== Required work ==
Gather the lines below that include the string "section", copying each in full.

== Entries shown ==
━━━━━━━━━━━━━━━━

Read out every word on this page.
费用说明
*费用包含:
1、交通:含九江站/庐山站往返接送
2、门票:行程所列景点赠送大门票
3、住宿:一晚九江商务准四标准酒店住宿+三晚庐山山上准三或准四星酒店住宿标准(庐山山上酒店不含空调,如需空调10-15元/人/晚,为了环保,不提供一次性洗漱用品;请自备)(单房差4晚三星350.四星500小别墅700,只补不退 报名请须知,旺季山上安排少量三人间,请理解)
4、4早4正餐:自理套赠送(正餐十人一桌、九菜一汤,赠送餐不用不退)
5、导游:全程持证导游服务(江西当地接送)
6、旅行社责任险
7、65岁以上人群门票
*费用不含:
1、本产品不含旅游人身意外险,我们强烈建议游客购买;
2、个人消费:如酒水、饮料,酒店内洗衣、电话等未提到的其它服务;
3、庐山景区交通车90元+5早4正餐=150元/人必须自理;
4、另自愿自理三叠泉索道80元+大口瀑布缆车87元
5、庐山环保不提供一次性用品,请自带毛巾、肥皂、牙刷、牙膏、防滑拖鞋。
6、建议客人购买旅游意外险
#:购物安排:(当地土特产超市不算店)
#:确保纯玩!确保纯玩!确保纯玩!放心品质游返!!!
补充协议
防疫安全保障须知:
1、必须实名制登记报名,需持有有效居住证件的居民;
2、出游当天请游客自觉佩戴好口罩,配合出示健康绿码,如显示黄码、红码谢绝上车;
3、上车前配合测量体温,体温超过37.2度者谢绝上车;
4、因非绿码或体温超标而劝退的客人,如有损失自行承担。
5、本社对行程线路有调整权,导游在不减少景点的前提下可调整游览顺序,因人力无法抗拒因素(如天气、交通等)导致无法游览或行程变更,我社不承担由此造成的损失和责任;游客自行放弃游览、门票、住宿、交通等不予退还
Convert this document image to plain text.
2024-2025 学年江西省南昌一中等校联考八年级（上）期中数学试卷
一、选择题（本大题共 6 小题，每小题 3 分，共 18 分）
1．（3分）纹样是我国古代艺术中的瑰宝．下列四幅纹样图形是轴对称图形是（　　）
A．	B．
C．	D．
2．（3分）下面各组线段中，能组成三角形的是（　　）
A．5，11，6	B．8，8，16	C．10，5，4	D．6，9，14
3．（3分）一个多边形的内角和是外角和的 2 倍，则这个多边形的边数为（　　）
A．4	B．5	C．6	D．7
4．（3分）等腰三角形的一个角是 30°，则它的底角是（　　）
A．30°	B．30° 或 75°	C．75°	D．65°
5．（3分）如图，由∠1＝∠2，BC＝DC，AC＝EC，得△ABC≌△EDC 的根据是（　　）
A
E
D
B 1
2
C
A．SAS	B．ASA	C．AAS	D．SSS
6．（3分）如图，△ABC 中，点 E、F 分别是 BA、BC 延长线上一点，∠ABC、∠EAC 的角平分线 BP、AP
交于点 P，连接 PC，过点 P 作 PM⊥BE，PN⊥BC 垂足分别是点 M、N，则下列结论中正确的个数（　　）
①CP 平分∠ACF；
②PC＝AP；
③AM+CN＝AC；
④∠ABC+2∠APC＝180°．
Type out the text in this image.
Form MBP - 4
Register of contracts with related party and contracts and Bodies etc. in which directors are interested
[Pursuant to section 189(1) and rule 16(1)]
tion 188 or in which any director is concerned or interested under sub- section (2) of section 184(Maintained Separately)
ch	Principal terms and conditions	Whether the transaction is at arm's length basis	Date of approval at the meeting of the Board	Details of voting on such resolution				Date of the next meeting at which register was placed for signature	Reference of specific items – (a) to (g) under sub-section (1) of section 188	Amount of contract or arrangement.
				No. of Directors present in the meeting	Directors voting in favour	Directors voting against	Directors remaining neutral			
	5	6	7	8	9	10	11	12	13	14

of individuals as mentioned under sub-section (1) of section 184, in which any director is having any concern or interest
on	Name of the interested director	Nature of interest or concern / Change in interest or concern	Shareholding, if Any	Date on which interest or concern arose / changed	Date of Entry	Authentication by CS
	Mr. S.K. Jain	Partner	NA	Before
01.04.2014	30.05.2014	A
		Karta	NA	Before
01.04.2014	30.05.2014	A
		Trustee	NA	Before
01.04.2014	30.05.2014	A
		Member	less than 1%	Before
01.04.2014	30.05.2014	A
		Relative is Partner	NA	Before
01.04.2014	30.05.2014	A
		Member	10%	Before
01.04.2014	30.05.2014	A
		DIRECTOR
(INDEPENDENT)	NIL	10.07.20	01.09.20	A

━━━━━━━━━━━━━━━━

== Reply to the task ==
[Pursuant to section 189(1) and rule 16(1)]
tion 188 or in which any director is concerned or interested under sub- section (2) of section 184(Maintained Separately)
ch	Principal terms and conditions	Whether the transaction is at arm's length basis	Date of approval at the meeting of the Board	Details of voting on such resolution				Date of the next meeting at which register was placed for signature	Reference of specific items – (a) to (g) under sub-section (1) of section 188	Amount of contract or arrangement.
of individuals as mentioned under sub-section (1) of section 184, in which any director is having any concern or interest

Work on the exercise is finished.